Goal of the exercise
Select every line containing the word "heart" from the material, and copy those lines.

┌─ Listed records

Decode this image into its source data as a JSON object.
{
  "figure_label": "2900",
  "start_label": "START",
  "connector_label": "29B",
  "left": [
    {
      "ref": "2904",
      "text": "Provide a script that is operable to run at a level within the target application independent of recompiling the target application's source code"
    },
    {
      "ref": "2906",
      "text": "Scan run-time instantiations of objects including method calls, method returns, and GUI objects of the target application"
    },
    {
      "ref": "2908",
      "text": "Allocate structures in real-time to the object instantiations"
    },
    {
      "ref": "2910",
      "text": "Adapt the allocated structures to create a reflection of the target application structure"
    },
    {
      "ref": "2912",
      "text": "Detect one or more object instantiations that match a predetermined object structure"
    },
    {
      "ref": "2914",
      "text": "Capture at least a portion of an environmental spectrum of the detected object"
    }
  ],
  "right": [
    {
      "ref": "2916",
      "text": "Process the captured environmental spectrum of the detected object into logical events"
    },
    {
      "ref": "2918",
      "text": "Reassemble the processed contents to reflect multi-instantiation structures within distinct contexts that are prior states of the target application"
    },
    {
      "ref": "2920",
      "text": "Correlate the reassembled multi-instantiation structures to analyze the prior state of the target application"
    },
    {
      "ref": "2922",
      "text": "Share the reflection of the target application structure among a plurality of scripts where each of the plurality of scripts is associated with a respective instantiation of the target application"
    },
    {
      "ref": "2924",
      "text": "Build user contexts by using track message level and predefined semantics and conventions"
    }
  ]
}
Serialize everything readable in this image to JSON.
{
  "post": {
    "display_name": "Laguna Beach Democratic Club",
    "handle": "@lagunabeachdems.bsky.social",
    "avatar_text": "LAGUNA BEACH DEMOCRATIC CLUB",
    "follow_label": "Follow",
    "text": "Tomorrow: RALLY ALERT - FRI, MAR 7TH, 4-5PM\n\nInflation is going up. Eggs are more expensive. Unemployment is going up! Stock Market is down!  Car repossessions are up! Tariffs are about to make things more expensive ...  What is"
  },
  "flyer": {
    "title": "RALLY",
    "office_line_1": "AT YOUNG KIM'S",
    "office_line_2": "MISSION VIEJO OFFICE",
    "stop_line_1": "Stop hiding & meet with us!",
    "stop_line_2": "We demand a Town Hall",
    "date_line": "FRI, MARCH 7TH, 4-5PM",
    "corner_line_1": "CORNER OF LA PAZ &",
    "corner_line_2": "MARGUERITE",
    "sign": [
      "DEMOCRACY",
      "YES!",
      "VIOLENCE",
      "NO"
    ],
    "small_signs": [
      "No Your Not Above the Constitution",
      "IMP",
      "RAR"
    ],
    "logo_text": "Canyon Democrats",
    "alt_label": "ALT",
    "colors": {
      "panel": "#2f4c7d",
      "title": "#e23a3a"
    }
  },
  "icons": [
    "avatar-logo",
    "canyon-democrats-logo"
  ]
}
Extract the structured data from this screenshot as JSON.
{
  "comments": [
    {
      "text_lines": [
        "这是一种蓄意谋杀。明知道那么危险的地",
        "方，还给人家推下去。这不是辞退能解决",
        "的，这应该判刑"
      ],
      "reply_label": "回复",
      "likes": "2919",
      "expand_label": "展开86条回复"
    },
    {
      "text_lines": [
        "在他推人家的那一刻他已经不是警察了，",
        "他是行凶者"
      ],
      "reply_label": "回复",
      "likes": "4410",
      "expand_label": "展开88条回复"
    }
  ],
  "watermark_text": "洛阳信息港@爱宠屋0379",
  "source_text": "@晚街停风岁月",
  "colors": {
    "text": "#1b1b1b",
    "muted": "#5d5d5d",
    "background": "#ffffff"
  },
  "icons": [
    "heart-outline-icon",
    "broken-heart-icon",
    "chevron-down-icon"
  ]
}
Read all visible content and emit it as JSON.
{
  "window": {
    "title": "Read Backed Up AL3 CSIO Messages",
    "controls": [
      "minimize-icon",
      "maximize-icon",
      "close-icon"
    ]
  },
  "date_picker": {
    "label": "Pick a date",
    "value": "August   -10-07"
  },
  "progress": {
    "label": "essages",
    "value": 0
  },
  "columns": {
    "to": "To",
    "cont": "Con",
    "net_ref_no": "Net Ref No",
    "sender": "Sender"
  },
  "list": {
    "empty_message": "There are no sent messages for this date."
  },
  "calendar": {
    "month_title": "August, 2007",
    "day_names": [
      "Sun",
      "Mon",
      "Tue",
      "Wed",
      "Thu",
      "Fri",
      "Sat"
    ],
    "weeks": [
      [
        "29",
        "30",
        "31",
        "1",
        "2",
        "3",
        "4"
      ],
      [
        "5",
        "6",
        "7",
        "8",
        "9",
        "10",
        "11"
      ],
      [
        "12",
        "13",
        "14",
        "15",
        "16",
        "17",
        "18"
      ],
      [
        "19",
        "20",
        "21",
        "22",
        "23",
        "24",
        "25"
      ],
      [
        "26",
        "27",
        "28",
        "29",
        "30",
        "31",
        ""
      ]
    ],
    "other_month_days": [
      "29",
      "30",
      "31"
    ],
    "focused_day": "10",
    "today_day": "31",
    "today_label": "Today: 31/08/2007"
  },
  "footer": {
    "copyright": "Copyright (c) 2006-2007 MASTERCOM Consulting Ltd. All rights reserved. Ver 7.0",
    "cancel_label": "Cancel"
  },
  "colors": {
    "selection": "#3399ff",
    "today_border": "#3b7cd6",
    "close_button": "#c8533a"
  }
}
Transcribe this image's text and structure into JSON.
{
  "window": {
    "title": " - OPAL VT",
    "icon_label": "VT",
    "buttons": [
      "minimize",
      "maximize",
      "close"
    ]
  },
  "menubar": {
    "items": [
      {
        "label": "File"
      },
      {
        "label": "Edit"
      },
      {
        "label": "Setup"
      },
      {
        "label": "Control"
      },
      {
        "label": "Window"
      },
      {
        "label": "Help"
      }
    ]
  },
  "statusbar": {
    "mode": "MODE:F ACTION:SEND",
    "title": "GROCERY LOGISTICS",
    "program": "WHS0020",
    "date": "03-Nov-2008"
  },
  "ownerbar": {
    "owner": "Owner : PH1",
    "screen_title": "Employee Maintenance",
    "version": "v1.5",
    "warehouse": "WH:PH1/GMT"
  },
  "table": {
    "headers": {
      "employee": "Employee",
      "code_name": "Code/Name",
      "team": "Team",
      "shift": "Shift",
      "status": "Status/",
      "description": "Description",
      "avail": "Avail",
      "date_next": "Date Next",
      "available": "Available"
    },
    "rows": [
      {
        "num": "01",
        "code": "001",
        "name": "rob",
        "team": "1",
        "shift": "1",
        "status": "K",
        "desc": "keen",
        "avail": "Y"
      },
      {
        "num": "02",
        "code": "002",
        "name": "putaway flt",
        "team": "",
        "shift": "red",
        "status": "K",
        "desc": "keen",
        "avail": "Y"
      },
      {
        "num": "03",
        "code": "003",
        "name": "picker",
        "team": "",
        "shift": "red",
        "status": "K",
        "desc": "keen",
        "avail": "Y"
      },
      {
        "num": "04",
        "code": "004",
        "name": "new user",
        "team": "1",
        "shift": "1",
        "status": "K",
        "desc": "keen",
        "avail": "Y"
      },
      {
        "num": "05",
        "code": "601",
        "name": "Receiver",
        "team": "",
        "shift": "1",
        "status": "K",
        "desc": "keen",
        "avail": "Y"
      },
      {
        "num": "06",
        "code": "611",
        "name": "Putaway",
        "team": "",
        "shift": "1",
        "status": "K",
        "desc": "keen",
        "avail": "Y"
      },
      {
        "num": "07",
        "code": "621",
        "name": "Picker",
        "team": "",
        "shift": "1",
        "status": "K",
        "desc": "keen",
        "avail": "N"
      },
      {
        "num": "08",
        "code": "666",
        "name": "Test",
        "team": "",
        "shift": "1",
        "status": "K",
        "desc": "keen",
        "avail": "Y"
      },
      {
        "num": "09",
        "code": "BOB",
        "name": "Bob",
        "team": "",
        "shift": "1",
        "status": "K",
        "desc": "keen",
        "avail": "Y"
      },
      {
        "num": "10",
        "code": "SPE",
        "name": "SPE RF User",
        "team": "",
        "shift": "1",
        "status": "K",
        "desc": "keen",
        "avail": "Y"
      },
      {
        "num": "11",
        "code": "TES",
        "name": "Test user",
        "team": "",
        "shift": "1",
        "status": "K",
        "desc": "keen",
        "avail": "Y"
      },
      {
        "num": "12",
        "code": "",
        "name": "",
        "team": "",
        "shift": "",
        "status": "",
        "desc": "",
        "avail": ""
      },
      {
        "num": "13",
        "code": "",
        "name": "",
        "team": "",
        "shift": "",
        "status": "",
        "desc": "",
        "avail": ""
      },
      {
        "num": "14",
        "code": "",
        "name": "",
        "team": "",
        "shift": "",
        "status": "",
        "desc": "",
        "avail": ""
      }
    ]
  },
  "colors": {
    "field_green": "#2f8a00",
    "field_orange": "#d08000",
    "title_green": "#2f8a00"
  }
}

└─

Full output
    "heart-outline-icon",
    "broken-heart-icon",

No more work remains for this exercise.